» What needs to be done
Restate the data exactly as given and keep the pictures out.

» Material for the task
>>>

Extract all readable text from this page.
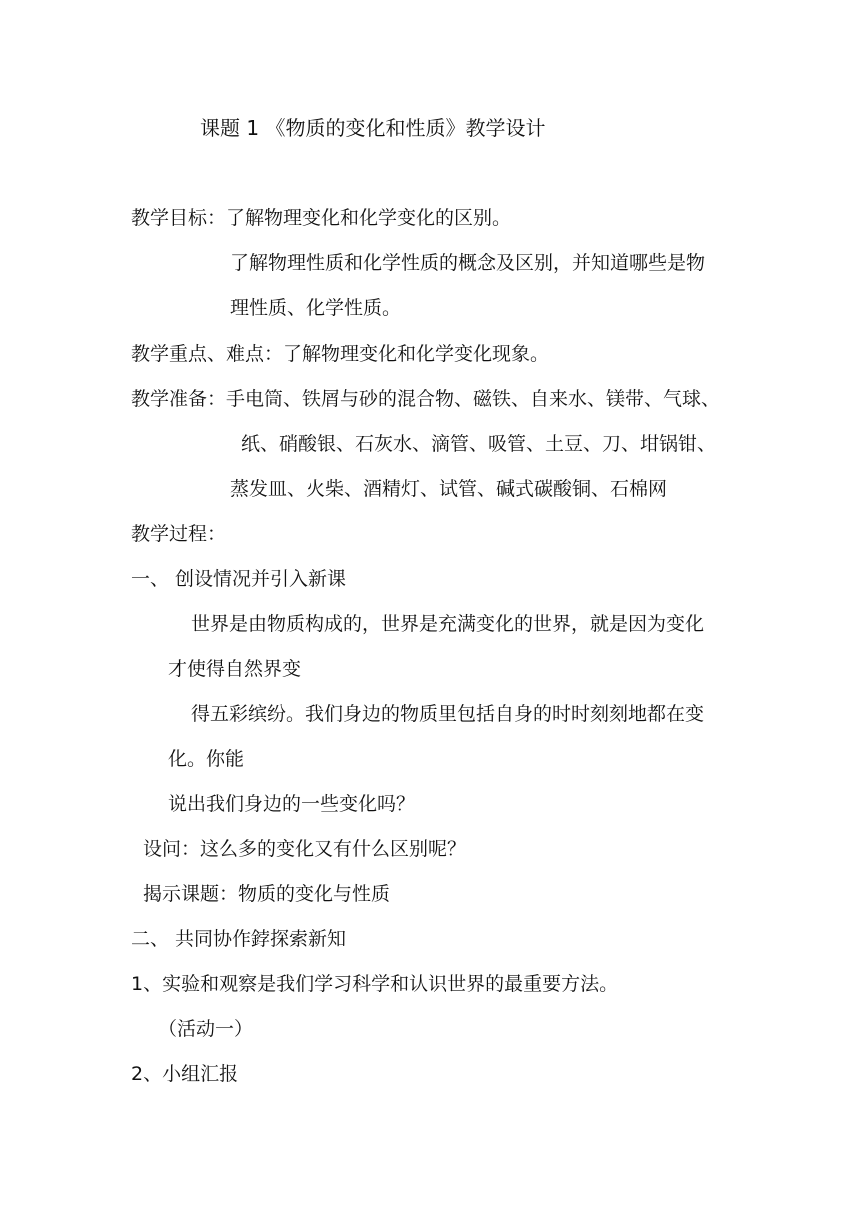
课题 1 《物质的变化和性质》教学设计

教学目标：了解物理变化和化学变化的区别。

了解物理性质和化学性质的概念及区别，并知道哪些是物

理性质、化学性质。

教学重点、难点：了解物理变化和化学变化现象。

教学准备：手电筒、铁屑与砂的混合物、磁铁、自来水、镁带、气球、

纸、硝酸银、石灰水、滴管、吸管、土豆、刀、坩锅钳、

蒸发皿、火柴、酒精灯、试管、碱式碳酸铜、石棉网

教学过程：

一、 创设情况并引入新课

世界是由物质构成的，世界是充满变化的世界，就是因为变化

才使得自然界变

得五彩缤纷。我们身边的物质里包括自身的时时刻刻地都在变

化。你能

说出我们身边的一些变化吗？

设问：这么多的变化又有什么区别呢？

揭示课题：物质的变化与性质

二、 共同协作鋍探索新知

1、实验和观察是我们学习科学和认识世界的最重要方法。

（活动一）

2、小组汇报
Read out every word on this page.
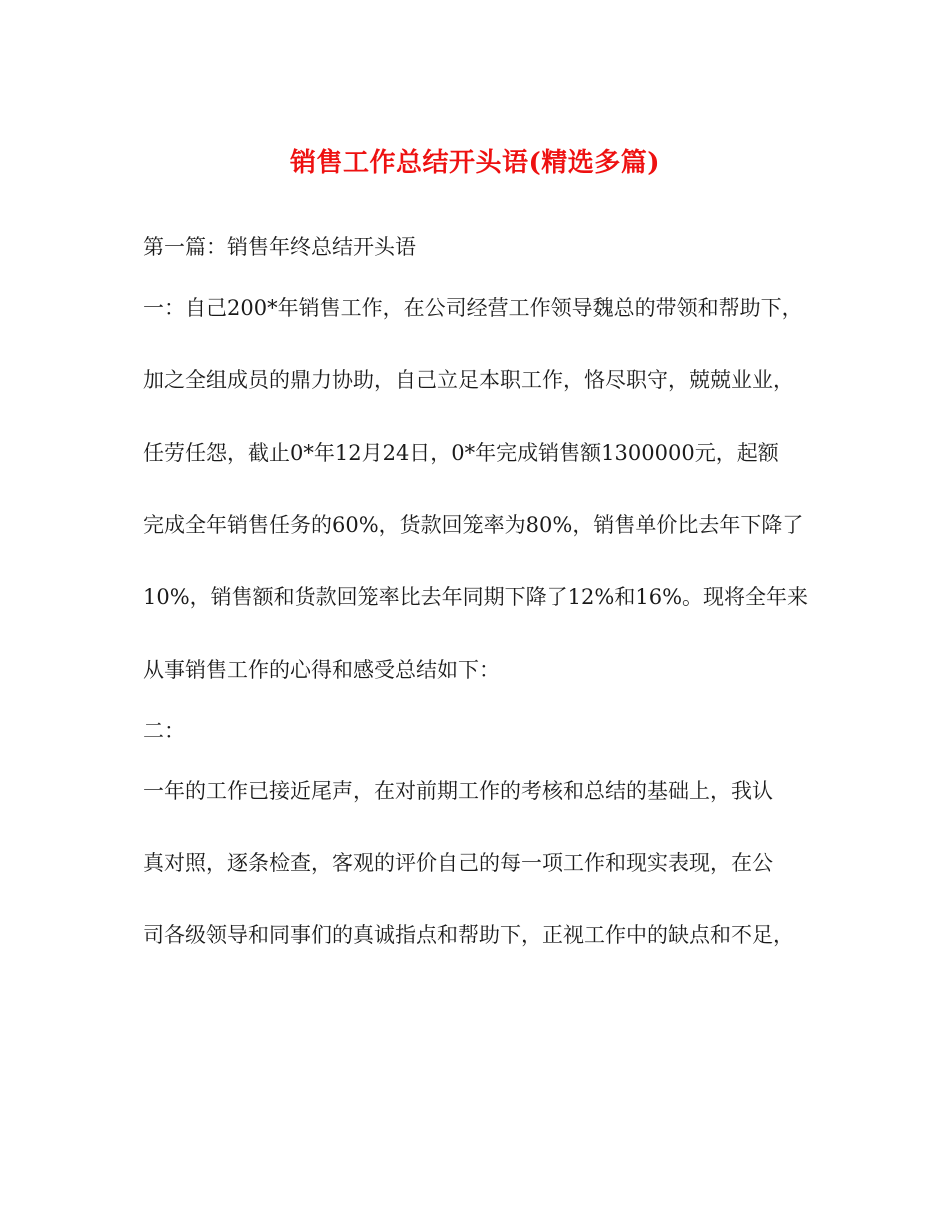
销售工作总结开头语(精选多篇)
第一篇：销售年终总结开头语
一：自己200*年销售工作，在公司经营工作领导魏总的带领和帮助下，
加之全组成员的鼎力协助，自己立足本职工作，恪尽职守，兢兢业业，
任劳任怨，截止0*年12月24日，0*年完成销售额1300000元，起额
完成全年销售任务的60%，货款回笼率为80%，销售单价比去年下降了
10%，销售额和货款回笼率比去年同期下降了12%和16%。现将全年来
从事销售工作的心得和感受总结如下：
二：
一年的工作已接近尾声，在对前期工作的考核和总结的基础上，我认
真对照，逐条检查，客观的评价自己的每一项工作和现实表现，在公
司各级领导和同事们的真诚指点和帮助下，正视工作中的缺点和不足，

<<<

» Result
Extract all readable text from this page.
课题 1 《物质的变化和性质》教学设计

教学目标：了解物理变化和化学变化的区别。

了解物理性质和化学性质的概念及区别，并知道哪些是物

理性质、化学性质。

教学重点、难点：了解物理变化和化学变化现象。

教学准备：手电筒、铁屑与砂的混合物、磁铁、自来水、镁带、气球、

纸、硝酸银、石灰水、滴管、吸管、土豆、刀、坩锅钳、

蒸发皿、火柴、酒精灯、试管、碱式碳酸铜、石棉网

教学过程：

一、 创设情况并引入新课

世界是由物质构成的，世界是充满变化的世界，就是因为变化

才使得自然界变

得五彩缤纷。我们身边的物质里包括自身的时时刻刻地都在变

化。你能

说出我们身边的一些变化吗？

设问：这么多的变化又有什么区别呢？

揭示课题：物质的变化与性质

二、 共同协作鋍探索新知

1、实验和观察是我们学习科学和认识世界的最重要方法。

（活动一）

2、小组汇报
Read out every word on this page.
销售工作总结开头语(精选多篇)
第一篇：销售年终总结开头语
一：自己200*年销售工作，在公司经营工作领导魏总的带领和帮助下，
加之全组成员的鼎力协助，自己立足本职工作，恪尽职守，兢兢业业，
任劳任怨，截止0*年12月24日，0*年完成销售额1300000元，起额
完成全年销售任务的60%，货款回笼率为80%，销售单价比去年下降了
10%，销售额和货款回笼率比去年同期下降了12%和16%。现将全年来
从事销售工作的心得和感受总结如下：
二：
一年的工作已接近尾声，在对前期工作的考核和总结的基础上，我认
真对照，逐条检查，客观的评价自己的每一项工作和现实表现，在公
司各级领导和同事们的真诚指点和帮助下，正视工作中的缺点和不足，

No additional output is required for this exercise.